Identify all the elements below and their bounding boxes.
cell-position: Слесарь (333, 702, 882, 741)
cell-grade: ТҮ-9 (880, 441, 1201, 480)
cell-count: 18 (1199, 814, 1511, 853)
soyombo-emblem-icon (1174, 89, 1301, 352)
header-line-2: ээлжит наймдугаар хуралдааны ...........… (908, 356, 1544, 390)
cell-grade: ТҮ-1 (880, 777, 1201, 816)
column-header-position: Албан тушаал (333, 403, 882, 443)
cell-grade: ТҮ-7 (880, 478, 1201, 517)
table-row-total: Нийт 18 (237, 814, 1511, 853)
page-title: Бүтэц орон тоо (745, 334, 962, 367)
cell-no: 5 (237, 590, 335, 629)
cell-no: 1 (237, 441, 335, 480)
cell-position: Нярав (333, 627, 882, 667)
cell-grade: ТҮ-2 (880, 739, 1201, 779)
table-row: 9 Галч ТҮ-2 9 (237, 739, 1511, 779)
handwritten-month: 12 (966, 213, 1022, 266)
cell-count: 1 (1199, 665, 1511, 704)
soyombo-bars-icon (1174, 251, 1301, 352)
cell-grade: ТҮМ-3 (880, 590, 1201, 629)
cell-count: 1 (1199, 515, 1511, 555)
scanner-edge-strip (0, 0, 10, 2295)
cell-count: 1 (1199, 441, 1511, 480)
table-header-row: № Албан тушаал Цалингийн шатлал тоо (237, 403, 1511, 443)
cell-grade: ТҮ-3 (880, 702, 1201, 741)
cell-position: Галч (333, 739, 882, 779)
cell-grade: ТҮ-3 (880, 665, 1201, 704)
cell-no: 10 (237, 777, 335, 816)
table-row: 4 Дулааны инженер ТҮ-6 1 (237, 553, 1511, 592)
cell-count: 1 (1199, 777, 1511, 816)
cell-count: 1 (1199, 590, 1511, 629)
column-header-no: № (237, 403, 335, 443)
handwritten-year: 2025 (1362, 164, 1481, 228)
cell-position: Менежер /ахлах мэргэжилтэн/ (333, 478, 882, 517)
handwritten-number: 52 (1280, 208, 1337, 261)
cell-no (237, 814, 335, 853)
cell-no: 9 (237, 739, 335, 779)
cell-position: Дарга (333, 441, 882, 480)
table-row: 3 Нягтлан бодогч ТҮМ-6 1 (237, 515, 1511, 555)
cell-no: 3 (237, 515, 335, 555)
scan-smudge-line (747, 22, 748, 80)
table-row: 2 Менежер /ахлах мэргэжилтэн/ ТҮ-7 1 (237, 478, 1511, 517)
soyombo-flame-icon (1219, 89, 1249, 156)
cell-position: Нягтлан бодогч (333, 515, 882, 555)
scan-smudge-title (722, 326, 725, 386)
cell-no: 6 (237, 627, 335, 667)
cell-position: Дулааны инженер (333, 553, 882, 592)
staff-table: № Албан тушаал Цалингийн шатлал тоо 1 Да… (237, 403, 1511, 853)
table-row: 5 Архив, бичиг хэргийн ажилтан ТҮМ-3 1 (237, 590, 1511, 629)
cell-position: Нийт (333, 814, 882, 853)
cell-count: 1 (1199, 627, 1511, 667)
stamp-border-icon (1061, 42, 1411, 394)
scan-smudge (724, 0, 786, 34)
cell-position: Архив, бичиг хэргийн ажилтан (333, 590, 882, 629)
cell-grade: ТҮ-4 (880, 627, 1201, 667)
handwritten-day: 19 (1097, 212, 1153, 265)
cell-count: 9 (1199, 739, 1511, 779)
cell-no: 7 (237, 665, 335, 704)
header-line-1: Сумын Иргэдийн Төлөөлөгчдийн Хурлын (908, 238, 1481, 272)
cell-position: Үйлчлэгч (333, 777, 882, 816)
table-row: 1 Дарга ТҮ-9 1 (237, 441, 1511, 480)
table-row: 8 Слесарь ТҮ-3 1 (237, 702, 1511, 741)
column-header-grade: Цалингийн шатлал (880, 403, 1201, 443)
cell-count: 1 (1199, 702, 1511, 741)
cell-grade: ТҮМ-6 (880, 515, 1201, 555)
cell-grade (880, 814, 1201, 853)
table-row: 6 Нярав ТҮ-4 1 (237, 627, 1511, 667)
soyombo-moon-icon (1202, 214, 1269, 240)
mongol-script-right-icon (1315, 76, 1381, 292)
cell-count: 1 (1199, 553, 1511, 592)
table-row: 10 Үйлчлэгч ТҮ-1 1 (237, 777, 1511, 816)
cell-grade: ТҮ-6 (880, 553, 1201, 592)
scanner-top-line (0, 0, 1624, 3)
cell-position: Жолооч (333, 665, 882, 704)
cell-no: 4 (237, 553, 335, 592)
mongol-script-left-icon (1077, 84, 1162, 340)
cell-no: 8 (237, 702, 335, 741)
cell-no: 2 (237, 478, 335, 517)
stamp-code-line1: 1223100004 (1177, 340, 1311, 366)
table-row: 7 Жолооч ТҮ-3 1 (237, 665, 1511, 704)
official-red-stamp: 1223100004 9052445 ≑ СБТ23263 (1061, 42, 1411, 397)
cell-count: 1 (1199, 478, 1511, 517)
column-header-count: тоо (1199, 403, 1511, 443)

○ ○ ○ ○

TASK OBJECTIVE
Copy the listing above word for word, reproducing every line in full.

IN RESPONSE
Identify all the elements below and their bounding boxes.
cell-position: Слесарь (333, 702, 882, 741)
cell-grade: ТҮ-9 (880, 441, 1201, 480)
cell-count: 18 (1199, 814, 1511, 853)
soyombo-emblem-icon (1174, 89, 1301, 352)
header-line-2: ээлжит наймдугаар хуралдааны ...........… (908, 356, 1544, 390)
cell-grade: ТҮ-1 (880, 777, 1201, 816)
column-header-position: Албан тушаал (333, 403, 882, 443)
cell-grade: ТҮ-7 (880, 478, 1201, 517)
table-row-total: Нийт 18 (237, 814, 1511, 853)
page-title: Бүтэц орон тоо (745, 334, 962, 367)
cell-no: 5 (237, 590, 335, 629)
cell-no: 1 (237, 441, 335, 480)
cell-position: Нярав (333, 627, 882, 667)
cell-grade: ТҮ-2 (880, 739, 1201, 779)
table-row: 9 Галч ТҮ-2 9 (237, 739, 1511, 779)
handwritten-month: 12 (966, 213, 1022, 266)
cell-count: 1 (1199, 665, 1511, 704)
soyombo-bars-icon (1174, 251, 1301, 352)
cell-grade: ТҮМ-3 (880, 590, 1201, 629)
cell-count: 1 (1199, 515, 1511, 555)
scanner-edge-strip (0, 0, 10, 2295)
cell-count: 1 (1199, 441, 1511, 480)
table-header-row: № Албан тушаал Цалингийн шатлал тоо (237, 403, 1511, 443)
cell-grade: ТҮ-3 (880, 702, 1201, 741)
cell-position: Галч (333, 739, 882, 779)
cell-grade: ТҮ-3 (880, 665, 1201, 704)
cell-no: 10 (237, 777, 335, 816)
table-row: 4 Дулааны инженер ТҮ-6 1 (237, 553, 1511, 592)
cell-count: 1 (1199, 777, 1511, 816)
cell-count: 1 (1199, 590, 1511, 629)
column-header-no: № (237, 403, 335, 443)
handwritten-year: 2025 (1362, 164, 1481, 228)
cell-position: Менежер /ахлах мэргэжилтэн/ (333, 478, 882, 517)
handwritten-number: 52 (1280, 208, 1337, 261)
cell-no (237, 814, 335, 853)
cell-no: 9 (237, 739, 335, 779)
cell-position: Дарга (333, 441, 882, 480)
table-row: 3 Нягтлан бодогч ТҮМ-6 1 (237, 515, 1511, 555)
cell-no: 3 (237, 515, 335, 555)
scan-smudge-line (747, 22, 748, 80)
table-row: 2 Менежер /ахлах мэргэжилтэн/ ТҮ-7 1 (237, 478, 1511, 517)
soyombo-flame-icon (1219, 89, 1249, 156)
cell-position: Нягтлан бодогч (333, 515, 882, 555)
scan-smudge-title (722, 326, 725, 386)
cell-no: 6 (237, 627, 335, 667)
cell-position: Дулааны инженер (333, 553, 882, 592)
staff-table: № Албан тушаал Цалингийн шатлал тоо 1 Да… (237, 403, 1511, 853)
table-row: 5 Архив, бичиг хэргийн ажилтан ТҮМ-3 1 (237, 590, 1511, 629)
cell-position: Нийт (333, 814, 882, 853)
cell-count: 1 (1199, 627, 1511, 667)
stamp-border-icon (1061, 42, 1411, 394)
scan-smudge (724, 0, 786, 34)
cell-position: Архив, бичиг хэргийн ажилтан (333, 590, 882, 629)
cell-grade: ТҮ-4 (880, 627, 1201, 667)
handwritten-day: 19 (1097, 212, 1153, 265)
cell-count: 9 (1199, 739, 1511, 779)
cell-no: 7 (237, 665, 335, 704)
header-line-1: Сумын Иргэдийн Төлөөлөгчдийн Хурлын (908, 238, 1481, 272)
cell-position: Үйлчлэгч (333, 777, 882, 816)
table-row: 1 Дарга ТҮ-9 1 (237, 441, 1511, 480)
table-row: 8 Слесарь ТҮ-3 1 (237, 702, 1511, 741)
column-header-grade: Цалингийн шатлал (880, 403, 1201, 443)
cell-count: 1 (1199, 702, 1511, 741)
cell-grade: ТҮМ-6 (880, 515, 1201, 555)
cell-grade (880, 814, 1201, 853)
table-row: 6 Нярав ТҮ-4 1 (237, 627, 1511, 667)
soyombo-moon-icon (1202, 214, 1269, 240)
mongol-script-right-icon (1315, 76, 1381, 292)
cell-count: 1 (1199, 553, 1511, 592)
table-row: 10 Үйлчлэгч ТҮ-1 1 (237, 777, 1511, 816)
cell-grade: ТҮ-6 (880, 553, 1201, 592)
scanner-top-line (0, 0, 1624, 3)
cell-position: Жолооч (333, 665, 882, 704)
cell-no: 4 (237, 553, 335, 592)
mongol-script-left-icon (1077, 84, 1162, 340)
cell-no: 8 (237, 702, 335, 741)
cell-no: 2 (237, 478, 335, 517)
stamp-code-line1: 1223100004 (1177, 340, 1311, 366)
table-row: 7 Жолооч ТҮ-3 1 (237, 665, 1511, 704)
official-red-stamp: 1223100004 9052445 ≑ СБТ23263 (1061, 42, 1411, 397)
cell-count: 1 (1199, 478, 1511, 517)
column-header-count: тоо (1199, 403, 1511, 443)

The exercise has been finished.